- Exercise directions
The exercise asks you to copy every line below in which "translate" appears.

(Extracted data entries)
· · · ·

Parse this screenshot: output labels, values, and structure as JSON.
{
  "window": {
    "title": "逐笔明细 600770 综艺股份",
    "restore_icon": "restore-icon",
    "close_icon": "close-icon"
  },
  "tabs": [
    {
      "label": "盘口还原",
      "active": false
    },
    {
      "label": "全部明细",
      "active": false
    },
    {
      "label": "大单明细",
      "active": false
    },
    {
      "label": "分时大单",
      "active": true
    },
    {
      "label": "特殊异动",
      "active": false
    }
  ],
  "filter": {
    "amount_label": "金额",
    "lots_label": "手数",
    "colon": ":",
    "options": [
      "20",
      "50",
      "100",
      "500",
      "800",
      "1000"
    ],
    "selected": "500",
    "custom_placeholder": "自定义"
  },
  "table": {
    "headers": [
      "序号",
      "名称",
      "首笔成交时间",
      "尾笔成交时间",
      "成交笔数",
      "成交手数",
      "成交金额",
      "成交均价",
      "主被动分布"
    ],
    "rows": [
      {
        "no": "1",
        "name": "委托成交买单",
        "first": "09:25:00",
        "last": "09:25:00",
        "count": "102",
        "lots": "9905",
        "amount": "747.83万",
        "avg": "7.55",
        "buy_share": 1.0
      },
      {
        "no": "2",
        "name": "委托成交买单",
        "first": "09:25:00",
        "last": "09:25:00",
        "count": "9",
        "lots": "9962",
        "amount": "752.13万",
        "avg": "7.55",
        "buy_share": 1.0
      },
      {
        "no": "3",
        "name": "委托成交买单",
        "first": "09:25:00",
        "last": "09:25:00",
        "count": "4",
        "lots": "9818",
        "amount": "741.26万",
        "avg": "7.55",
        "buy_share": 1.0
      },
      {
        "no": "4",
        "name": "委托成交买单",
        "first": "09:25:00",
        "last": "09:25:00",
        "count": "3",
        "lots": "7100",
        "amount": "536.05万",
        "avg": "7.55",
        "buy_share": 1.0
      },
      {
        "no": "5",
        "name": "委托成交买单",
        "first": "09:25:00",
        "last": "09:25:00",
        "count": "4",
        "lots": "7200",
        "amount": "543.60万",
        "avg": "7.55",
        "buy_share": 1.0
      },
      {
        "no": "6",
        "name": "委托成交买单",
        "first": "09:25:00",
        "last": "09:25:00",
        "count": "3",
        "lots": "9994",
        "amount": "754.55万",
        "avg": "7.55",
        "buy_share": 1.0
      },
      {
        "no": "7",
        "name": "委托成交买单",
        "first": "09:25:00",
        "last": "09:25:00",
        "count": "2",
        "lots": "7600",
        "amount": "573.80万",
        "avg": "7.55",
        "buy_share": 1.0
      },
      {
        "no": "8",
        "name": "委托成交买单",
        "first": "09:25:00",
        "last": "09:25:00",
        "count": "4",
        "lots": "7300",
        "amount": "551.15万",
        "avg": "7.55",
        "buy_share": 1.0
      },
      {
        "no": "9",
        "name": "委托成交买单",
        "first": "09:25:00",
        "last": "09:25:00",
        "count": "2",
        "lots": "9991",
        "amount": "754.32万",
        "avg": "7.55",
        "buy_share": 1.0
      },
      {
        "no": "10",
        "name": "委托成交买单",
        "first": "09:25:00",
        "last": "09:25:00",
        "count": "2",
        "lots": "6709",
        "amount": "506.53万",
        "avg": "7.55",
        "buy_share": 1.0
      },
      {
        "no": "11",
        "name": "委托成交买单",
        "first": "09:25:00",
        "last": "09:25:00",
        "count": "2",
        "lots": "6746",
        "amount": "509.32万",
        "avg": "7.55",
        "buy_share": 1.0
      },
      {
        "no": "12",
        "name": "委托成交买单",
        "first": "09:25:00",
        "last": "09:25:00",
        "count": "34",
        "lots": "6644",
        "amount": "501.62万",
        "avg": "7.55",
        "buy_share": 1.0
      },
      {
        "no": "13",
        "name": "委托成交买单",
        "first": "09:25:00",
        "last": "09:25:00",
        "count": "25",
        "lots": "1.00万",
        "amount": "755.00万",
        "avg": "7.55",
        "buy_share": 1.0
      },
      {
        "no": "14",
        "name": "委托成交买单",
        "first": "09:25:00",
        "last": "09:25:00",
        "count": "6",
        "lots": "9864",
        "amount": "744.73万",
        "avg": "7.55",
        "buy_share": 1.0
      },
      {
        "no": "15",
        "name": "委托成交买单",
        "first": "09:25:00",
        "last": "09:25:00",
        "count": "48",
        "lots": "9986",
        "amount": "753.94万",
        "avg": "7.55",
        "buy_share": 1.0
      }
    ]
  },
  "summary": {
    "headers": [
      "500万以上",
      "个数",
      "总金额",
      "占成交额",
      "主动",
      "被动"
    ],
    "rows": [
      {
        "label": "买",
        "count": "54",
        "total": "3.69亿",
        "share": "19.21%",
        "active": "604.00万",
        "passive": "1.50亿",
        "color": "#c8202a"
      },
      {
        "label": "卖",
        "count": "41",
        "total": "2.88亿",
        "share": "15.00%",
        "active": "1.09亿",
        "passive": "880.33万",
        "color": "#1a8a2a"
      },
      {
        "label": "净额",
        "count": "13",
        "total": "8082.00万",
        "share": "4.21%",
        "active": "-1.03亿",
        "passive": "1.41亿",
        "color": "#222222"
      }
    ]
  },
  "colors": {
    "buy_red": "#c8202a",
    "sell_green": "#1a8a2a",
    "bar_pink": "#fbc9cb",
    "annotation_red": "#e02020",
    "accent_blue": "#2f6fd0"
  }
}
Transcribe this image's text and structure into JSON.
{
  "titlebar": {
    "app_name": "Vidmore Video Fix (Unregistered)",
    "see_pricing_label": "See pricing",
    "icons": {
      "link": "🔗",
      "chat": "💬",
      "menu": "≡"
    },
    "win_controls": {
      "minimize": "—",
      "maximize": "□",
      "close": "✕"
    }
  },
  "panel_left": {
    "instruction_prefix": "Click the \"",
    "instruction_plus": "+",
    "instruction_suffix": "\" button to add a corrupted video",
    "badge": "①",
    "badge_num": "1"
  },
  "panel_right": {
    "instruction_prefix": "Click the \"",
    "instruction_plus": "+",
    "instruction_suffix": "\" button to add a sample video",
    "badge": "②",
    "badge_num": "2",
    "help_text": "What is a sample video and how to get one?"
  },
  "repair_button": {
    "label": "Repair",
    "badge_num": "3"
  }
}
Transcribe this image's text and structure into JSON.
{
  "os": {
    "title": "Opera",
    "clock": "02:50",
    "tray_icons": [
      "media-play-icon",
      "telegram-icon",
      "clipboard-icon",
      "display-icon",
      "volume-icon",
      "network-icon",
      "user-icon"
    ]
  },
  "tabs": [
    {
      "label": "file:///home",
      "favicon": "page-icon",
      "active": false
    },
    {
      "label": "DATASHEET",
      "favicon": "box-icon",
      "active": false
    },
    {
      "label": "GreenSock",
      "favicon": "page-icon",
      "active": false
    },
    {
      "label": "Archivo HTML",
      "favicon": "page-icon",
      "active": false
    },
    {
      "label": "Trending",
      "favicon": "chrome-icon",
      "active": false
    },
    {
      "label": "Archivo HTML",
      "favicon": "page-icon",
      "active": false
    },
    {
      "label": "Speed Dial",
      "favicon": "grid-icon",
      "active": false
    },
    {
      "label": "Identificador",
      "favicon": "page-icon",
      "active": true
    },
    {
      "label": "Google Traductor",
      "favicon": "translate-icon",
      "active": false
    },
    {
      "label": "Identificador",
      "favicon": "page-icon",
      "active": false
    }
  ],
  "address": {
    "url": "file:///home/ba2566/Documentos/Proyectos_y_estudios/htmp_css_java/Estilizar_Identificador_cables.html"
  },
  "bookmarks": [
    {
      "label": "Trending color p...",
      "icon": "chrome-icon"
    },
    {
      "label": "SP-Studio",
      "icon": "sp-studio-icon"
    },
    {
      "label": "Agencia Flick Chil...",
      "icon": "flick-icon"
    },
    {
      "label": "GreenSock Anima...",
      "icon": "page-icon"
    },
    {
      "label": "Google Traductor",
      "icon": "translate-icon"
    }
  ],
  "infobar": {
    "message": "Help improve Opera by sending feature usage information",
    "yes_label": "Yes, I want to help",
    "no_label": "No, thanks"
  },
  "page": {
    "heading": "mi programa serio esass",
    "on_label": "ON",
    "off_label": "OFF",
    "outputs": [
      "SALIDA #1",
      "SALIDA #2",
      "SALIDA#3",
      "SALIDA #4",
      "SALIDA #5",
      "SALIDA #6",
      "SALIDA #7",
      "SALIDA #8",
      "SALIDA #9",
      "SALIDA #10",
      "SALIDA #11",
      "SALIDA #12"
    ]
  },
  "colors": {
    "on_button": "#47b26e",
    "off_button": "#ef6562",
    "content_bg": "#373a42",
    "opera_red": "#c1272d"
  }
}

· · · ·

- Answer for the task
      "favicon": "translate-icon",
      "icon": "translate-icon"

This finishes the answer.